### Exercise instructions:
From the entries below, please gather each line containing the string "Your".

### Extracted records:
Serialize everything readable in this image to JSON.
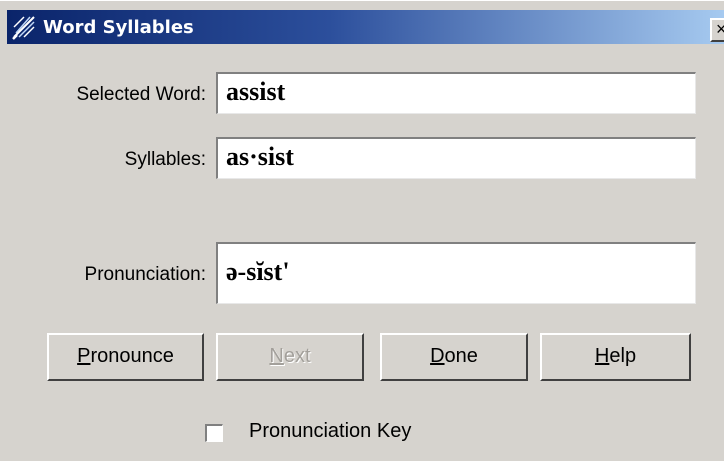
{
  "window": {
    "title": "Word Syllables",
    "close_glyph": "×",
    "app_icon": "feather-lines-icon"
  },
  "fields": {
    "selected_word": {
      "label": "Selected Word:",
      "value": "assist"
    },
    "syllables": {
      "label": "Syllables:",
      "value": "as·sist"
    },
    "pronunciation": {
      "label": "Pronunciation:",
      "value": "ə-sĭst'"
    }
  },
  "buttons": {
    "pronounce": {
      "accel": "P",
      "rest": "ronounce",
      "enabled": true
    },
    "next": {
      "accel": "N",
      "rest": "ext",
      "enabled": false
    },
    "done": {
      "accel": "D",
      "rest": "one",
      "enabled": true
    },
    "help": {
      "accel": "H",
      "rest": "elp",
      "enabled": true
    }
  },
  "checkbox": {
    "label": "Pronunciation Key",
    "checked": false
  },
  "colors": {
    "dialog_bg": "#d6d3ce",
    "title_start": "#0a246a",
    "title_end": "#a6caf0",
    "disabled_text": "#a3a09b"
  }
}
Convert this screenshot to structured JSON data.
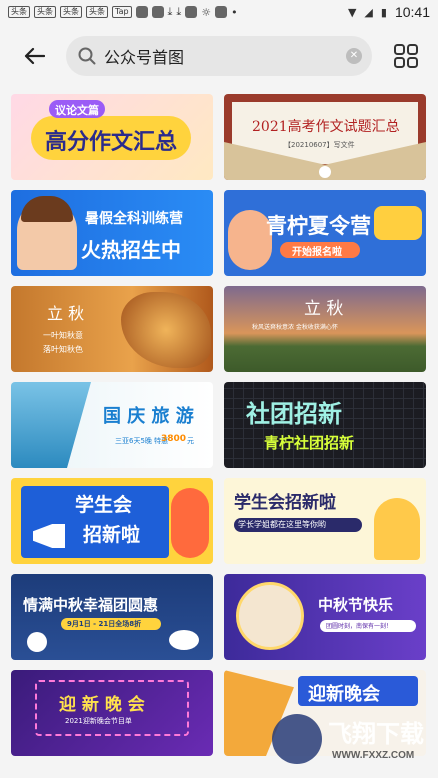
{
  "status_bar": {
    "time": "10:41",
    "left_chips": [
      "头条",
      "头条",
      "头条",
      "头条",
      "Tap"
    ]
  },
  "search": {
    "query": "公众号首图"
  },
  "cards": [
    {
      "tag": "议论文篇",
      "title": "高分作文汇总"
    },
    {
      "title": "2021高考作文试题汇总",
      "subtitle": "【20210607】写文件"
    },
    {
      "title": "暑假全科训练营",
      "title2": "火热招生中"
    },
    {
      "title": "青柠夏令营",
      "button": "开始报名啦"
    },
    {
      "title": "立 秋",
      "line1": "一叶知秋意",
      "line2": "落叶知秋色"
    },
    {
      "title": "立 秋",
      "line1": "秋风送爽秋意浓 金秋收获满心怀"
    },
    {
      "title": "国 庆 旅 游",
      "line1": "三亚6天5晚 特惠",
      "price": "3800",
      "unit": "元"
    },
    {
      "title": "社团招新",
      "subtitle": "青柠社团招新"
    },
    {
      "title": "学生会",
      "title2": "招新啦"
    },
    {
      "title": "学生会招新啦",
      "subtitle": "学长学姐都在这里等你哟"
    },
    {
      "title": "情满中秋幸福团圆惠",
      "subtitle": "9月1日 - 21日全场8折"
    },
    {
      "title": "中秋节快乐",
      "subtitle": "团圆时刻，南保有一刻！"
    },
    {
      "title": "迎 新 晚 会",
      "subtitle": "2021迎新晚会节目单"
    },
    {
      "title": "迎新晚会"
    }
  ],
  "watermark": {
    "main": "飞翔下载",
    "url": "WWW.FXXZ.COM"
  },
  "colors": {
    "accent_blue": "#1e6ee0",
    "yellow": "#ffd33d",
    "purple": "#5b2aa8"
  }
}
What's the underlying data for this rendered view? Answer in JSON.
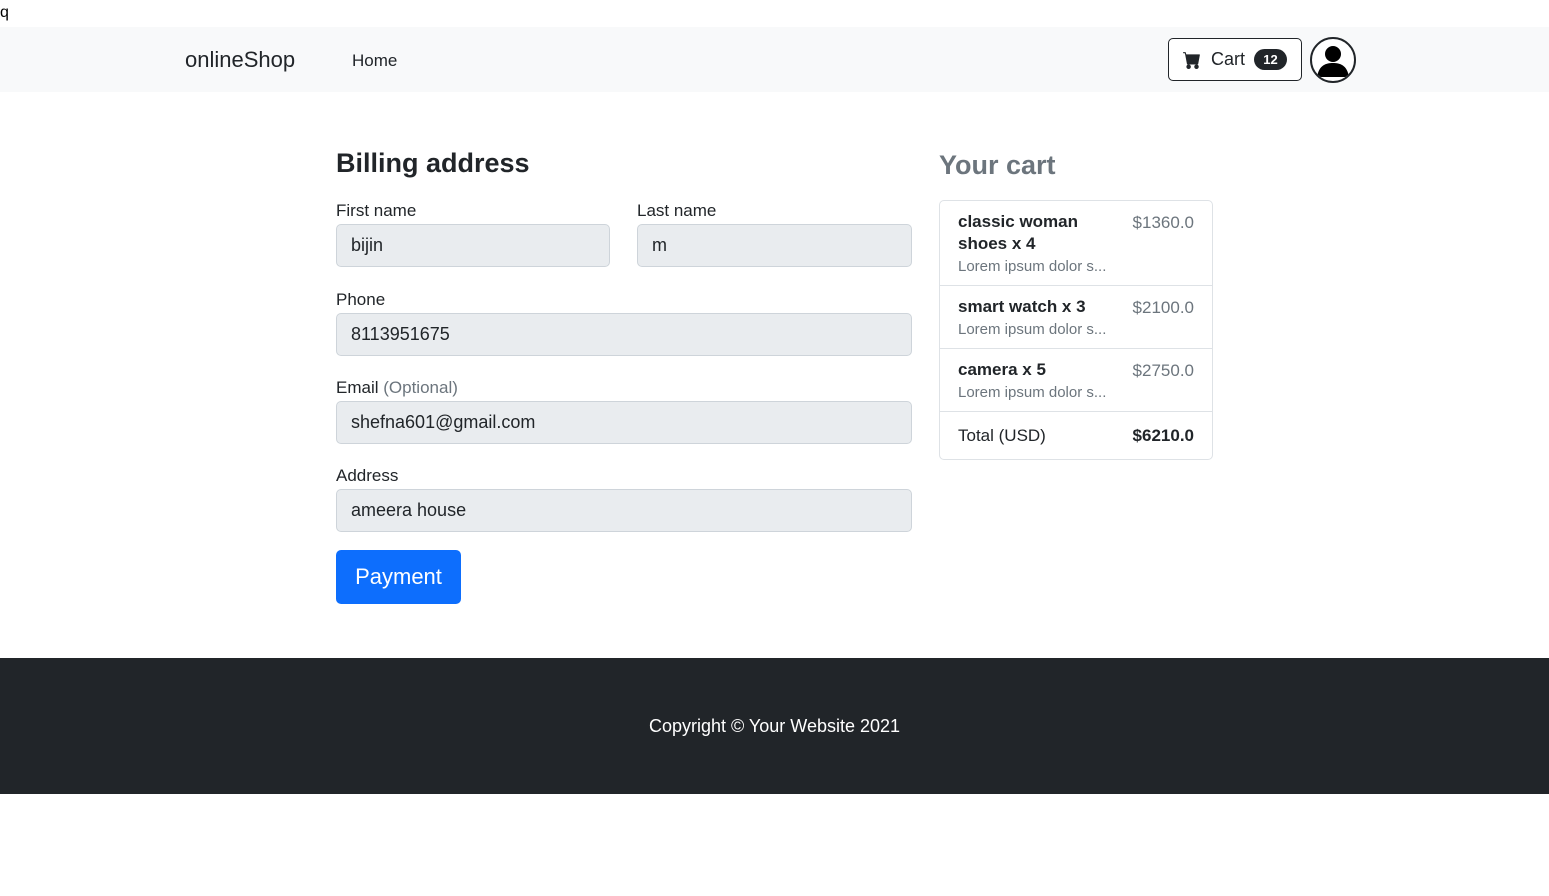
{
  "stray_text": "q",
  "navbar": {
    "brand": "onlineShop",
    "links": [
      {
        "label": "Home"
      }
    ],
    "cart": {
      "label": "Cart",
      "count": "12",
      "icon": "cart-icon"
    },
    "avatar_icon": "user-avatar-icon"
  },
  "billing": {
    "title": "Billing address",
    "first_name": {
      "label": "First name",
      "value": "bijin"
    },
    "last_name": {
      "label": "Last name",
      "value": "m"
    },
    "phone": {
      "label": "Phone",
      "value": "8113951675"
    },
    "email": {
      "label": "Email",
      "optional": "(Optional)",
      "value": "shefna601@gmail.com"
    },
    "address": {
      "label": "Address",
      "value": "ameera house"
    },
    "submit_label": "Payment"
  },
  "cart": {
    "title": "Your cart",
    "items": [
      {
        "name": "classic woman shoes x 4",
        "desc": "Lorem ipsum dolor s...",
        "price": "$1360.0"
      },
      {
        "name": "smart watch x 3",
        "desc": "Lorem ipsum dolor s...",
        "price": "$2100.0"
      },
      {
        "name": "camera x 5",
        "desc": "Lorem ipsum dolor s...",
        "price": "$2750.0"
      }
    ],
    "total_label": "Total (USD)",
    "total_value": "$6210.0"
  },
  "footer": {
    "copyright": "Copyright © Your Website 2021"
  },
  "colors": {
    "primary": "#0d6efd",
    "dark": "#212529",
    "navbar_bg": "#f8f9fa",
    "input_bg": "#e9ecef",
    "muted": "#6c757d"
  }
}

--

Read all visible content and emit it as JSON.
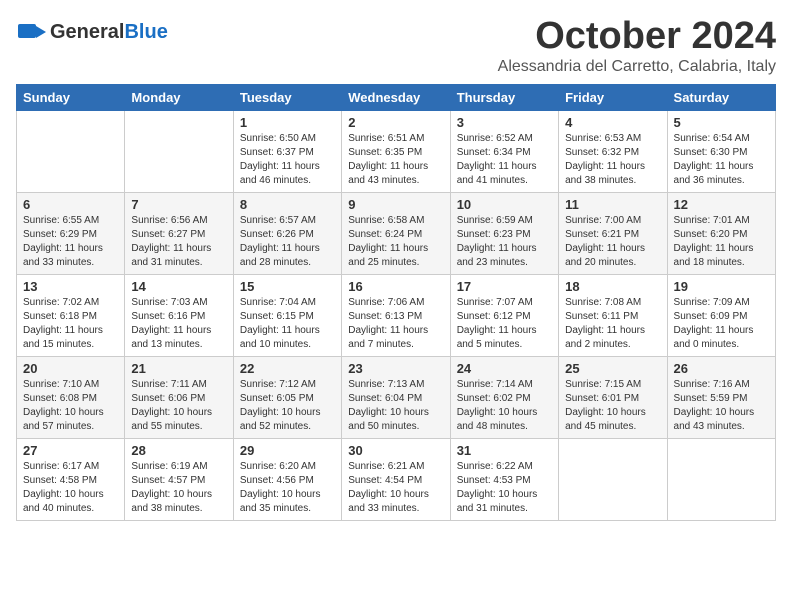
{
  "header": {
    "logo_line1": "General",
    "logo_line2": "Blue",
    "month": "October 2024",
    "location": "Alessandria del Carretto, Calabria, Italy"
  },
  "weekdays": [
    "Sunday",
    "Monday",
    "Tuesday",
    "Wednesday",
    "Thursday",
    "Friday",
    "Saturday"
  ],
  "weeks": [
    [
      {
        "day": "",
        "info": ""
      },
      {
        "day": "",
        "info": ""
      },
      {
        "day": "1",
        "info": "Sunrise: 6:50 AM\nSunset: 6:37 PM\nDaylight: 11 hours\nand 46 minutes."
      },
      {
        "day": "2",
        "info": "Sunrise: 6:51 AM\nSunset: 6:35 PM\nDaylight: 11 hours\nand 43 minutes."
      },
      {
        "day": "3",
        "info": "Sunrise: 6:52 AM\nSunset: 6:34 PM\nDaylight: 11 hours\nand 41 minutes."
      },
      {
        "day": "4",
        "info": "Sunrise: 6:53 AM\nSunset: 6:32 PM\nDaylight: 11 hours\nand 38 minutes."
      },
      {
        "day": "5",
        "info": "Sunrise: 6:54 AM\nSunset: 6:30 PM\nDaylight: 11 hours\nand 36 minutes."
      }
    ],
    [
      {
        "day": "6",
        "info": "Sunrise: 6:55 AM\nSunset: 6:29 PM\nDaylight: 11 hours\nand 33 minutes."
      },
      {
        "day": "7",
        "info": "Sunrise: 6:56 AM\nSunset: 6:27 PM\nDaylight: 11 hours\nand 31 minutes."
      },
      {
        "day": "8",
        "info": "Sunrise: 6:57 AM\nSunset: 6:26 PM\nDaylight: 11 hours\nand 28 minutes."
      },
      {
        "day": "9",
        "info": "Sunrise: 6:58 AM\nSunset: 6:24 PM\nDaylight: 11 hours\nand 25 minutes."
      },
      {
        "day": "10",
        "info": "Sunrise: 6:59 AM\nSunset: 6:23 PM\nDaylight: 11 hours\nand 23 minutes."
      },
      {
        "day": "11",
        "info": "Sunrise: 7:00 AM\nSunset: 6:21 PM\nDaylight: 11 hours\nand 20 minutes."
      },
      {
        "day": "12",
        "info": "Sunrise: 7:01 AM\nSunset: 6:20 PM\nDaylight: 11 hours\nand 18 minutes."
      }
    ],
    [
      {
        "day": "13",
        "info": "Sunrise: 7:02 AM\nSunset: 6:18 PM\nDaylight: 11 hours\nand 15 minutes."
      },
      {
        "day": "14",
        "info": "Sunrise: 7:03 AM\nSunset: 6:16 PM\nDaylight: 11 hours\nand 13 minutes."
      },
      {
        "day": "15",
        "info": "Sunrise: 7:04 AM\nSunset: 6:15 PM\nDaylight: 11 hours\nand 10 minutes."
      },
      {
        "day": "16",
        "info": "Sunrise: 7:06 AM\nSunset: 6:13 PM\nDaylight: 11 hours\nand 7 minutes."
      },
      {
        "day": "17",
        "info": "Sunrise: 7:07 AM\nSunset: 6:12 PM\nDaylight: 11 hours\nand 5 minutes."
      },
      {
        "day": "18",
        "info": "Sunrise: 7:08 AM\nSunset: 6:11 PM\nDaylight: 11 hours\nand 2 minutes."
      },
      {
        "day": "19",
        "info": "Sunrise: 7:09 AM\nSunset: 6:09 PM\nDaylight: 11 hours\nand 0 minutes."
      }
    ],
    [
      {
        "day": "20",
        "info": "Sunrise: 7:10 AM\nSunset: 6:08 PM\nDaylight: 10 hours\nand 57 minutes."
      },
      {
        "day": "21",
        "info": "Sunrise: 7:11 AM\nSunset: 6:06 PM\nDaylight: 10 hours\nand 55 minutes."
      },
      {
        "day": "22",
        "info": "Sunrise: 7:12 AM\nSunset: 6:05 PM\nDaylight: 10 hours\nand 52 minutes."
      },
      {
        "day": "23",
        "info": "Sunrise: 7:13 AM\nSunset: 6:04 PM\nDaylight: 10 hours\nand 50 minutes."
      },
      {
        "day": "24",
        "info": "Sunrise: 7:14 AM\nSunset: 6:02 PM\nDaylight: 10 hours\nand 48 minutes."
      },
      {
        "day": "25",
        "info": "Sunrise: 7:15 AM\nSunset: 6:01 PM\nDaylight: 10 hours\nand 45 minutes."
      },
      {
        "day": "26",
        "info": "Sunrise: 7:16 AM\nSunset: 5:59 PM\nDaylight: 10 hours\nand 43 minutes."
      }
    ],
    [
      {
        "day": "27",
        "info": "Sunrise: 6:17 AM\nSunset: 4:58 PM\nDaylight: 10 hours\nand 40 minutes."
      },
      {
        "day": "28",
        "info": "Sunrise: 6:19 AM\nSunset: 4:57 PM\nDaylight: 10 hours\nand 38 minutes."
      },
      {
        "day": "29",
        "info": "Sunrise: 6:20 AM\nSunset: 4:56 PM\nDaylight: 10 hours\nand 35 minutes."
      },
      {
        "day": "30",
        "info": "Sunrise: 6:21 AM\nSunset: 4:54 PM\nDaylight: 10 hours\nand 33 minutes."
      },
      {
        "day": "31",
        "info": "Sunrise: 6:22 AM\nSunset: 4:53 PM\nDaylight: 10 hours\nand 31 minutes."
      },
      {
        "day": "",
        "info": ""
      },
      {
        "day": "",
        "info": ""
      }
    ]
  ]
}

### Response to the exercise:
    "title": "Your cart",
    "copyright": "Copyright © Your Website 2021"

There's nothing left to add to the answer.